_STATED PROBLEM_.
Note each line that includes the word "should". Copy those lines.

Dataset items
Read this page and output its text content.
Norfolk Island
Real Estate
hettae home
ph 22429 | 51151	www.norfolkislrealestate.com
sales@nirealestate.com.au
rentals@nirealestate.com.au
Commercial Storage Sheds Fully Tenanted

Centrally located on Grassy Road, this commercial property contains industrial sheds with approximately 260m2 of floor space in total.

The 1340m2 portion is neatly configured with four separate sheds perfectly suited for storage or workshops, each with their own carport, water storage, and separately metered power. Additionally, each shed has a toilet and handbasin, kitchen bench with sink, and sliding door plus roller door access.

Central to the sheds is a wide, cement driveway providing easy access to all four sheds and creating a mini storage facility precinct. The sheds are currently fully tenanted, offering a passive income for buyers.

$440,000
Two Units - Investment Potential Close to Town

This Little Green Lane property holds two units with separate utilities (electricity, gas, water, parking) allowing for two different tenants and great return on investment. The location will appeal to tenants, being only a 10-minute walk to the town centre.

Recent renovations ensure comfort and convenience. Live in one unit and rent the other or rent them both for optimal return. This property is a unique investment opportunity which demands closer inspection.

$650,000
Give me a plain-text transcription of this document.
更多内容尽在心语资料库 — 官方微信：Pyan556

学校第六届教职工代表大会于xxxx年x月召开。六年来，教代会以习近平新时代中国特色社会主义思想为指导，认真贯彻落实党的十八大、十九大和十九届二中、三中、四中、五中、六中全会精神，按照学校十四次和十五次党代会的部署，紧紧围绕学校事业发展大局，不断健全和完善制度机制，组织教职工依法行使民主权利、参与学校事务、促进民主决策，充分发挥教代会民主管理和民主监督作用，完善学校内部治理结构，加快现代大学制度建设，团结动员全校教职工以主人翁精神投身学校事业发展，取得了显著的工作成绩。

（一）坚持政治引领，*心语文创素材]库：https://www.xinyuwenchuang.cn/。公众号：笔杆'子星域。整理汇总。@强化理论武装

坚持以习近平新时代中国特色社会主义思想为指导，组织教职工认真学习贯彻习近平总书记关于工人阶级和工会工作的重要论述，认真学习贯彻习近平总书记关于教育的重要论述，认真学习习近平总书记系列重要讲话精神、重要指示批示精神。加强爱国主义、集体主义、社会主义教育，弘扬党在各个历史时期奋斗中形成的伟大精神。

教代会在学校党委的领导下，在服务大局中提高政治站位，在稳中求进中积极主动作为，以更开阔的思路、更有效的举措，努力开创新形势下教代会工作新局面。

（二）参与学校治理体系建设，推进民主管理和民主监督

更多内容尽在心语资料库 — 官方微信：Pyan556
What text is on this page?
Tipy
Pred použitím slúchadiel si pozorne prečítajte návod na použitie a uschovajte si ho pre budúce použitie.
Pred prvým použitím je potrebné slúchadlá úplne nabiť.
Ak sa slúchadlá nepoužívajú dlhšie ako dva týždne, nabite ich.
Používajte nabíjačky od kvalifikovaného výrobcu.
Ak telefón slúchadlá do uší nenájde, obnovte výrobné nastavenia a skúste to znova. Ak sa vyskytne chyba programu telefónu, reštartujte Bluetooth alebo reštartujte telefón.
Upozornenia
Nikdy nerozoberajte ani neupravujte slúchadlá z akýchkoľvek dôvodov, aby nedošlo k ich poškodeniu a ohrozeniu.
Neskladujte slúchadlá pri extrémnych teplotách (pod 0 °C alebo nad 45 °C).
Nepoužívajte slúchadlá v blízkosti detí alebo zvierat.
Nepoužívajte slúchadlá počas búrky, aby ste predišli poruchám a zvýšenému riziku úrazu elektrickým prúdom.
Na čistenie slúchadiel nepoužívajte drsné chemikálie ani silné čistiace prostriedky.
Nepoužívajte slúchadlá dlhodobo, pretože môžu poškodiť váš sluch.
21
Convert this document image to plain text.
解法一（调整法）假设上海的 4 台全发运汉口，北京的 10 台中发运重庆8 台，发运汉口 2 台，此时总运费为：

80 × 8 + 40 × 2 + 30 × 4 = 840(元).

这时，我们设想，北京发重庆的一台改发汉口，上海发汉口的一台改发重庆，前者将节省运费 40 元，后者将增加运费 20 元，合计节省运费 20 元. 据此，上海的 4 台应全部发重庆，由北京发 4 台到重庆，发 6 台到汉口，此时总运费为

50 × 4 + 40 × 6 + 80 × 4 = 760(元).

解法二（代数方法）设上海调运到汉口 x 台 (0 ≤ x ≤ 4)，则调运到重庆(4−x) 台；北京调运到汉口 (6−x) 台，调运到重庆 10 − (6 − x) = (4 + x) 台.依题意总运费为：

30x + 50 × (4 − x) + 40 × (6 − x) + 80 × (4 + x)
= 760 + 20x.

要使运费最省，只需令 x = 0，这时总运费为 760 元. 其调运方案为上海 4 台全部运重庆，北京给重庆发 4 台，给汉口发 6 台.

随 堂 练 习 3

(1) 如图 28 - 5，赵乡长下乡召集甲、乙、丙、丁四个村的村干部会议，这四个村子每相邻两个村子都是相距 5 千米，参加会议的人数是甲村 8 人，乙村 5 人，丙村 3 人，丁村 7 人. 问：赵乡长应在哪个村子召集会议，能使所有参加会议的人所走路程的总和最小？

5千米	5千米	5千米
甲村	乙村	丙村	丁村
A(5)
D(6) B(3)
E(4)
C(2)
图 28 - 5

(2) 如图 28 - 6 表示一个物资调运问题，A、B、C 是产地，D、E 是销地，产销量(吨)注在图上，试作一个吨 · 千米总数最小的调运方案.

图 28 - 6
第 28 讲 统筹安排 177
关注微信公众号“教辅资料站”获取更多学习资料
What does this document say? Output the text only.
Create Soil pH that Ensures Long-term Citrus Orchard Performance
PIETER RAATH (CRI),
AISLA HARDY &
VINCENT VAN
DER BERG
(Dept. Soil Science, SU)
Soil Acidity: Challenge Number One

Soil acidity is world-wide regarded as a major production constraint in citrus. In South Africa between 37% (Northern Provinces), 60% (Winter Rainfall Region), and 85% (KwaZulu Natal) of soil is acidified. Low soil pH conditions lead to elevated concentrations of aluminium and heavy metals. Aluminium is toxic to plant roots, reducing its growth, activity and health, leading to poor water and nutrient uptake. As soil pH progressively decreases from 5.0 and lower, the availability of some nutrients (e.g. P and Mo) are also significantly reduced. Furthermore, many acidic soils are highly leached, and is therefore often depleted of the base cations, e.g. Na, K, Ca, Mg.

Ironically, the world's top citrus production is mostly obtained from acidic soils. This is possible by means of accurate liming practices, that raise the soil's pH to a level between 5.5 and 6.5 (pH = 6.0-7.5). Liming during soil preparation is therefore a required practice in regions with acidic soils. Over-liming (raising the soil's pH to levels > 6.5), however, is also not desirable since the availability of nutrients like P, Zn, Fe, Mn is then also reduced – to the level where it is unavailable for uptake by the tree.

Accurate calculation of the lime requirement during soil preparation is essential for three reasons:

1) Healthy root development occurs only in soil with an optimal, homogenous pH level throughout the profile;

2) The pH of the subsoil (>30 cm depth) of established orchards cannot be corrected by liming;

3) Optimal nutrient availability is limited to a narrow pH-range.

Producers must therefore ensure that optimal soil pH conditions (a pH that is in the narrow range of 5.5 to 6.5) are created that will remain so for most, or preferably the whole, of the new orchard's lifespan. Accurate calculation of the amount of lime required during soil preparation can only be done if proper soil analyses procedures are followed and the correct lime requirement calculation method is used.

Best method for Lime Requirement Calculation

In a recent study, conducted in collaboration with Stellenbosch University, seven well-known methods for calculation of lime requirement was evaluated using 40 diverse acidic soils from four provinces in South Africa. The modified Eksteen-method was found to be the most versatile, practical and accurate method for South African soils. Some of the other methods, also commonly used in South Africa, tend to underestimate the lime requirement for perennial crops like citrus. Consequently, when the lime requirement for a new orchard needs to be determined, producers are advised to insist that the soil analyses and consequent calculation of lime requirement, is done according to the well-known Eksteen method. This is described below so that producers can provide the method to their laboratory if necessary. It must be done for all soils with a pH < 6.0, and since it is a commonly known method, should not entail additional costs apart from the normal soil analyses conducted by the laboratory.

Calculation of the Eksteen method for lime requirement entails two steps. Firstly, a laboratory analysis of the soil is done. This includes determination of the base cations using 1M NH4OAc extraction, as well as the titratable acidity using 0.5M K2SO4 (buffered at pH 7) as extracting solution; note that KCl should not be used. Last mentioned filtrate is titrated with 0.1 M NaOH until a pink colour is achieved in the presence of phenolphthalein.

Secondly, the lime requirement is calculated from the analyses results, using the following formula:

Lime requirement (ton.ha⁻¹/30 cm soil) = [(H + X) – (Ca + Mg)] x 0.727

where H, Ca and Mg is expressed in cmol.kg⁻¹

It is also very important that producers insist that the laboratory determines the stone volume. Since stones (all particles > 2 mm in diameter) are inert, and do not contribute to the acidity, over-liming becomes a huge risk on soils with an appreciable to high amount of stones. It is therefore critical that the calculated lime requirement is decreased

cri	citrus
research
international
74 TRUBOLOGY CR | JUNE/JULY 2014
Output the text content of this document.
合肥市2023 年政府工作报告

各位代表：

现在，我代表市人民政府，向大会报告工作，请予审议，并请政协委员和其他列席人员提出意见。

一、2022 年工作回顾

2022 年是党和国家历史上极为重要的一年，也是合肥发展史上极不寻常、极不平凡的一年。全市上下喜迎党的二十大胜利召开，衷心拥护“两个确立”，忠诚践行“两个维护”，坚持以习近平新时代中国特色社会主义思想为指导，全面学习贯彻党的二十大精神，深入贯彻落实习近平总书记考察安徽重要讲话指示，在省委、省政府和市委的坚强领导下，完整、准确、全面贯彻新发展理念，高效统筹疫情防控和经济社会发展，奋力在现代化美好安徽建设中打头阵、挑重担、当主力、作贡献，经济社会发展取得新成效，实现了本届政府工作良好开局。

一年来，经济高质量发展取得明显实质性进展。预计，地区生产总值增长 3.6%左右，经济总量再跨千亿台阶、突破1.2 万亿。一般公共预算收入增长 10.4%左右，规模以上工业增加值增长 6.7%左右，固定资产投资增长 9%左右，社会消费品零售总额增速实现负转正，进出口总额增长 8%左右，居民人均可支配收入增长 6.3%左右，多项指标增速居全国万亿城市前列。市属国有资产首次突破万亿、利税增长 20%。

_FINAL ANSWER_.
In a recent study, conducted in collaboration with Stellenbosch University, seven well-known methods for calculation of lime requirement was evaluated using 40 diverse acidic soils from four provinces in South Africa. The modified Eksteen-method was found to be the most versatile, practical and accurate method for South African soils. Some of the other methods, also commonly used in South Africa, tend to underestimate the lime requirement for perennial crops like citrus. Consequently, when the lime requirement for a new orchard needs to be determined, producers are advised to insist that the soil analyses and consequent calculation of lime requirement, is done according to the well-known Eksteen method. This is described below so that producers can provide the method to their laboratory if necessary. It must be done for all soils with a pH < 6.0, and since it is a commonly known method, should not entail additional costs apart from the normal soil analyses conducted by the laboratory.
Calculation of the Eksteen method for lime requirement entails two steps. Firstly, a laboratory analysis of the soil is done. This includes determination of the base cations using 1M NH4OAc extraction, as well as the titratable acidity using 0.5M K2SO4 (buffered at pH 7) as extracting solution; note that KCl should not be used. Last mentioned filtrate is titrated with 0.1 M NaOH until a pink colour is achieved in the presence of phenolphthalein.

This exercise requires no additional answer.